**Your goal**
Below are some records. Print all of them exactly as they appear.

┌──

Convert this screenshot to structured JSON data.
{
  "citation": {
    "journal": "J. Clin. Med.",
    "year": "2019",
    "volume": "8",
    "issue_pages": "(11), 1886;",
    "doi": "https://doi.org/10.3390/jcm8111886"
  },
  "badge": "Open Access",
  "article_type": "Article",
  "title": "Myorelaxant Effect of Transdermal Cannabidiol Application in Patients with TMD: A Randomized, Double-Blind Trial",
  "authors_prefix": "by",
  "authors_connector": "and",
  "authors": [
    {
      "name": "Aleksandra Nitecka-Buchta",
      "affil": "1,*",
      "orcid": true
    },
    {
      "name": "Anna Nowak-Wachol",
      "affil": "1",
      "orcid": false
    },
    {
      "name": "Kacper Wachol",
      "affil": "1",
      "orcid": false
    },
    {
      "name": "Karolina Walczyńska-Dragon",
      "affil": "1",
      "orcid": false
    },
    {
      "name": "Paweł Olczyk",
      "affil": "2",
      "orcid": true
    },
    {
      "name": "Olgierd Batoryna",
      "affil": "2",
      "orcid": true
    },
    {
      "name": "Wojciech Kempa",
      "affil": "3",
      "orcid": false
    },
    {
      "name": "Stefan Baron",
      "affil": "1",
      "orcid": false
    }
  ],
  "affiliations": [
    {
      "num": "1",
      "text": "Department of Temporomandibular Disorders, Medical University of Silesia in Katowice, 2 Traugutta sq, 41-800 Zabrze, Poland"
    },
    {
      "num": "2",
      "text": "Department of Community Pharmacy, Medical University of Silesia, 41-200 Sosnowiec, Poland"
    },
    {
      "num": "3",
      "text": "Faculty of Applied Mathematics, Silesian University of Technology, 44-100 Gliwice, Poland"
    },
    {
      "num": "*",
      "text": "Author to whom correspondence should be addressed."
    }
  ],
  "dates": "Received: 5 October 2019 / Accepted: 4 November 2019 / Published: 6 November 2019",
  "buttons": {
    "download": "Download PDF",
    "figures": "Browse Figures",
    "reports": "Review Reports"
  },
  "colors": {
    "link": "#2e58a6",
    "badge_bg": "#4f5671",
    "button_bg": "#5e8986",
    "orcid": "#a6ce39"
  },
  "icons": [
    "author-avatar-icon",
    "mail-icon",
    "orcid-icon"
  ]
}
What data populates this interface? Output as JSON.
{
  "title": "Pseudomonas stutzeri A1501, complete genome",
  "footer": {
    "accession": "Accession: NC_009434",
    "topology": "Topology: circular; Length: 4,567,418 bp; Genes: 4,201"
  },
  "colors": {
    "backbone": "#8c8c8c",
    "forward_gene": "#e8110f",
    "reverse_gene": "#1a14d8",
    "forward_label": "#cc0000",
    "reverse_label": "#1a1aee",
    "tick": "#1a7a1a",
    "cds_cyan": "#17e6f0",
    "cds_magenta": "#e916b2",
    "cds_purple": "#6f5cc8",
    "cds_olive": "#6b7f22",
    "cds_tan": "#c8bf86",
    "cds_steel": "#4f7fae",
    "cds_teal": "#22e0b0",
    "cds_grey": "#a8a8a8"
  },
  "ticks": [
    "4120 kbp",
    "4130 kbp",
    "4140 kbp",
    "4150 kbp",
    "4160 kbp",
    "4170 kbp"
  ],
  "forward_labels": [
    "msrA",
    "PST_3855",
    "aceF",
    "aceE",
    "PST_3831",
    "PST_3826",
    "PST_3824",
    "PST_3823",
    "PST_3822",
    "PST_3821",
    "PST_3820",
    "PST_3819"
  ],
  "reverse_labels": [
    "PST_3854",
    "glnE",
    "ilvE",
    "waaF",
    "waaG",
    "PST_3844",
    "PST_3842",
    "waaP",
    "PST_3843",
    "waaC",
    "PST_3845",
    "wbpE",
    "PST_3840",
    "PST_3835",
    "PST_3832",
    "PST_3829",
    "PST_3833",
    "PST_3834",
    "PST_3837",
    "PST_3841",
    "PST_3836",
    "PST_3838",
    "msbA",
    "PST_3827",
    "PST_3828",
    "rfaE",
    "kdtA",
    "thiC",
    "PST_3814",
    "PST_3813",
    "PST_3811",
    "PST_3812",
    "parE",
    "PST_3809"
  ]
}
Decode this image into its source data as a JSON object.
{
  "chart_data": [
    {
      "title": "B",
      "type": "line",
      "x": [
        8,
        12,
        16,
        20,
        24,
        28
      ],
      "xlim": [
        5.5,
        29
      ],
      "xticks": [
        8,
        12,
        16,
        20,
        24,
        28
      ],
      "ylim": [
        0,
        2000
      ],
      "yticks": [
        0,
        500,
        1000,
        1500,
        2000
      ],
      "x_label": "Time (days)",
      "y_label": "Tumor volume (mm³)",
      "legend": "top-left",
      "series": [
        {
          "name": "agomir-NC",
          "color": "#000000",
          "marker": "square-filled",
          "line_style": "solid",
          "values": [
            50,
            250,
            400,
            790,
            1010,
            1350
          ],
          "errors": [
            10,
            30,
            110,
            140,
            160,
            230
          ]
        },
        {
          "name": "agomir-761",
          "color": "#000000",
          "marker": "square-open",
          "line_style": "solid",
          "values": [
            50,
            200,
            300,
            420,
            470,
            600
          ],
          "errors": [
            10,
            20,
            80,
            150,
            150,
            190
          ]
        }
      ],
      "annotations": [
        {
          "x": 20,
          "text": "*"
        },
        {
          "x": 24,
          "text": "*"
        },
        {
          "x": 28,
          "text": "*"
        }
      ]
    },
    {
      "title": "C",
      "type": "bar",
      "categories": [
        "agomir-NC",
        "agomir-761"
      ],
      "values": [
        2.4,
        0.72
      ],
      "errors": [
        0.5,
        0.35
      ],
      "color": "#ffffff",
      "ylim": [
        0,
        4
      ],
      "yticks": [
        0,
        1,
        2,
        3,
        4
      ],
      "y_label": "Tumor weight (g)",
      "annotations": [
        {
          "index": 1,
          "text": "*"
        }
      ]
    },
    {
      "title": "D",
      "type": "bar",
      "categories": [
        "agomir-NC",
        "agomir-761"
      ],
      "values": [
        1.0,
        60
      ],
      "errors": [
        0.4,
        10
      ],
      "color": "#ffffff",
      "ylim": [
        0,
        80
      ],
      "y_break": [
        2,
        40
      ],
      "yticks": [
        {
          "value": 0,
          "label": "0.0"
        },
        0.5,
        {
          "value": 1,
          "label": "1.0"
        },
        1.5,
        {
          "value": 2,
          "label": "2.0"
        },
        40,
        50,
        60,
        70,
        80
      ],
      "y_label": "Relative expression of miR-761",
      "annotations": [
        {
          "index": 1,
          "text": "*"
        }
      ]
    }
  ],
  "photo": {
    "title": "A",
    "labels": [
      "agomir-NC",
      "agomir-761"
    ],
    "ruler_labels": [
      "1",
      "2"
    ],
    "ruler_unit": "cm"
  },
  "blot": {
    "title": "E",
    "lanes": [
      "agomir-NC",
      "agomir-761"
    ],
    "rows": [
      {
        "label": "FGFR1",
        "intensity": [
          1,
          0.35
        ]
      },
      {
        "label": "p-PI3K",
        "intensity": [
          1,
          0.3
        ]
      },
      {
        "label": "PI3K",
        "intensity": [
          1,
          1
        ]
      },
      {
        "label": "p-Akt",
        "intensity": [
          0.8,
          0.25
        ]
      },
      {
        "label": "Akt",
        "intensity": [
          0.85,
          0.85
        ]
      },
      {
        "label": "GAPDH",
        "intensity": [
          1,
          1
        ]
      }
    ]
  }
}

└──

**Solution to this task**
Convert this screenshot to structured JSON data.
{
  "citation": {
    "journal": "J. Clin. Med.",
    "year": "2019",
    "volume": "8",
    "issue_pages": "(11), 1886;",
    "doi": "https://doi.org/10.3390/jcm8111886"
  },
  "badge": "Open Access",
  "article_type": "Article",
  "title": "Myorelaxant Effect of Transdermal Cannabidiol Application in Patients with TMD: A Randomized, Double-Blind Trial",
  "authors_prefix": "by",
  "authors_connector": "and",
  "authors": [
    {
      "name": "Aleksandra Nitecka-Buchta",
      "affil": "1,*",
      "orcid": true
    },
    {
      "name": "Anna Nowak-Wachol",
      "affil": "1",
      "orcid": false
    },
    {
      "name": "Kacper Wachol",
      "affil": "1",
      "orcid": false
    },
    {
      "name": "Karolina Walczyńska-Dragon",
      "affil": "1",
      "orcid": false
    },
    {
      "name": "Paweł Olczyk",
      "affil": "2",
      "orcid": true
    },
    {
      "name": "Olgierd Batoryna",
      "affil": "2",
      "orcid": true
    },
    {
      "name": "Wojciech Kempa",
      "affil": "3",
      "orcid": false
    },
    {
      "name": "Stefan Baron",
      "affil": "1",
      "orcid": false
    }
  ],
  "affiliations": [
    {
      "num": "1",
      "text": "Department of Temporomandibular Disorders, Medical University of Silesia in Katowice, 2 Traugutta sq, 41-800 Zabrze, Poland"
    },
    {
      "num": "2",
      "text": "Department of Community Pharmacy, Medical University of Silesia, 41-200 Sosnowiec, Poland"
    },
    {
      "num": "3",
      "text": "Faculty of Applied Mathematics, Silesian University of Technology, 44-100 Gliwice, Poland"
    },
    {
      "num": "*",
      "text": "Author to whom correspondence should be addressed."
    }
  ],
  "dates": "Received: 5 October 2019 / Accepted: 4 November 2019 / Published: 6 November 2019",
  "buttons": {
    "download": "Download PDF",
    "figures": "Browse Figures",
    "reports": "Review Reports"
  },
  "colors": {
    "link": "#2e58a6",
    "badge_bg": "#4f5671",
    "button_bg": "#5e8986",
    "orcid": "#a6ce39"
  },
  "icons": [
    "author-avatar-icon",
    "mail-icon",
    "orcid-icon"
  ]
}
What data populates this interface? Output as JSON.
{
  "title": "Pseudomonas stutzeri A1501, complete genome",
  "footer": {
    "accession": "Accession: NC_009434",
    "topology": "Topology: circular; Length: 4,567,418 bp; Genes: 4,201"
  },
  "colors": {
    "backbone": "#8c8c8c",
    "forward_gene": "#e8110f",
    "reverse_gene": "#1a14d8",
    "forward_label": "#cc0000",
    "reverse_label": "#1a1aee",
    "tick": "#1a7a1a",
    "cds_cyan": "#17e6f0",
    "cds_magenta": "#e916b2",
    "cds_purple": "#6f5cc8",
    "cds_olive": "#6b7f22",
    "cds_tan": "#c8bf86",
    "cds_steel": "#4f7fae",
    "cds_teal": "#22e0b0",
    "cds_grey": "#a8a8a8"
  },
  "ticks": [
    "4120 kbp",
    "4130 kbp",
    "4140 kbp",
    "4150 kbp",
    "4160 kbp",
    "4170 kbp"
  ],
  "forward_labels": [
    "msrA",
    "PST_3855",
    "aceF",
    "aceE",
    "PST_3831",
    "PST_3826",
    "PST_3824",
    "PST_3823",
    "PST_3822",
    "PST_3821",
    "PST_3820",
    "PST_3819"
  ],
  "reverse_labels": [
    "PST_3854",
    "glnE",
    "ilvE",
    "waaF",
    "waaG",
    "PST_3844",
    "PST_3842",
    "waaP",
    "PST_3843",
    "waaC",
    "PST_3845",
    "wbpE",
    "PST_3840",
    "PST_3835",
    "PST_3832",
    "PST_3829",
    "PST_3833",
    "PST_3834",
    "PST_3837",
    "PST_3841",
    "PST_3836",
    "PST_3838",
    "msbA",
    "PST_3827",
    "PST_3828",
    "rfaE",
    "kdtA",
    "thiC",
    "PST_3814",
    "PST_3813",
    "PST_3811",
    "PST_3812",
    "parE",
    "PST_3809"
  ]
}
Decode this image into its source data as a JSON object.
{
  "chart_data": [
    {
      "title": "B",
      "type": "line",
      "x": [
        8,
        12,
        16,
        20,
        24,
        28
      ],
      "xlim": [
        5.5,
        29
      ],
      "xticks": [
        8,
        12,
        16,
        20,
        24,
        28
      ],
      "ylim": [
        0,
        2000
      ],
      "yticks": [
        0,
        500,
        1000,
        1500,
        2000
      ],
      "x_label": "Time (days)",
      "y_label": "Tumor volume (mm³)",
      "legend": "top-left",
      "series": [
        {
          "name": "agomir-NC",
          "color": "#000000",
          "marker": "square-filled",
          "line_style": "solid",
          "values": [
            50,
            250,
            400,
            790,
            1010,
            1350
          ],
          "errors": [
            10,
            30,
            110,
            140,
            160,
            230
          ]
        },
        {
          "name": "agomir-761",
          "color": "#000000",
          "marker": "square-open",
          "line_style": "solid",
          "values": [
            50,
            200,
            300,
            420,
            470,
            600
          ],
          "errors": [
            10,
            20,
            80,
            150,
            150,
            190
          ]
        }
      ],
      "annotations": [
        {
          "x": 20,
          "text": "*"
        },
        {
          "x": 24,
          "text": "*"
        },
        {
          "x": 28,
          "text": "*"
        }
      ]
    },
    {
      "title": "C",
      "type": "bar",
      "categories": [
        "agomir-NC",
        "agomir-761"
      ],
      "values": [
        2.4,
        0.72
      ],
      "errors": [
        0.5,
        0.35
      ],
      "color": "#ffffff",
      "ylim": [
        0,
        4
      ],
      "yticks": [
        0,
        1,
        2,
        3,
        4
      ],
      "y_label": "Tumor weight (g)",
      "annotations": [
        {
          "index": 1,
          "text": "*"
        }
      ]
    },
    {
      "title": "D",
      "type": "bar",
      "categories": [
        "agomir-NC",
        "agomir-761"
      ],
      "values": [
        1.0,
        60
      ],
      "errors": [
        0.4,
        10
      ],
      "color": "#ffffff",
      "ylim": [
        0,
        80
      ],
      "y_break": [
        2,
        40
      ],
      "yticks": [
        {
          "value": 0,
          "label": "0.0"
        },
        0.5,
        {
          "value": 1,
          "label": "1.0"
        },
        1.5,
        {
          "value": 2,
          "label": "2.0"
        },
        40,
        50,
        60,
        70,
        80
      ],
      "y_label": "Relative expression of miR-761",
      "annotations": [
        {
          "index": 1,
          "text": "*"
        }
      ]
    }
  ],
  "photo": {
    "title": "A",
    "labels": [
      "agomir-NC",
      "agomir-761"
    ],
    "ruler_labels": [
      "1",
      "2"
    ],
    "ruler_unit": "cm"
  },
  "blot": {
    "title": "E",
    "lanes": [
      "agomir-NC",
      "agomir-761"
    ],
    "rows": [
      {
        "label": "FGFR1",
        "intensity": [
          1,
          0.35
        ]
      },
      {
        "label": "p-PI3K",
        "intensity": [
          1,
          0.3
        ]
      },
      {
        "label": "PI3K",
        "intensity": [
          1,
          1
        ]
      },
      {
        "label": "p-Akt",
        "intensity": [
          0.8,
          0.25
        ]
      },
      {
        "label": "Akt",
        "intensity": [
          0.85,
          0.85
        ]
      },
      {
        "label": "GAPDH",
        "intensity": [
          1,
          1
        ]
      }
    ]
  }
}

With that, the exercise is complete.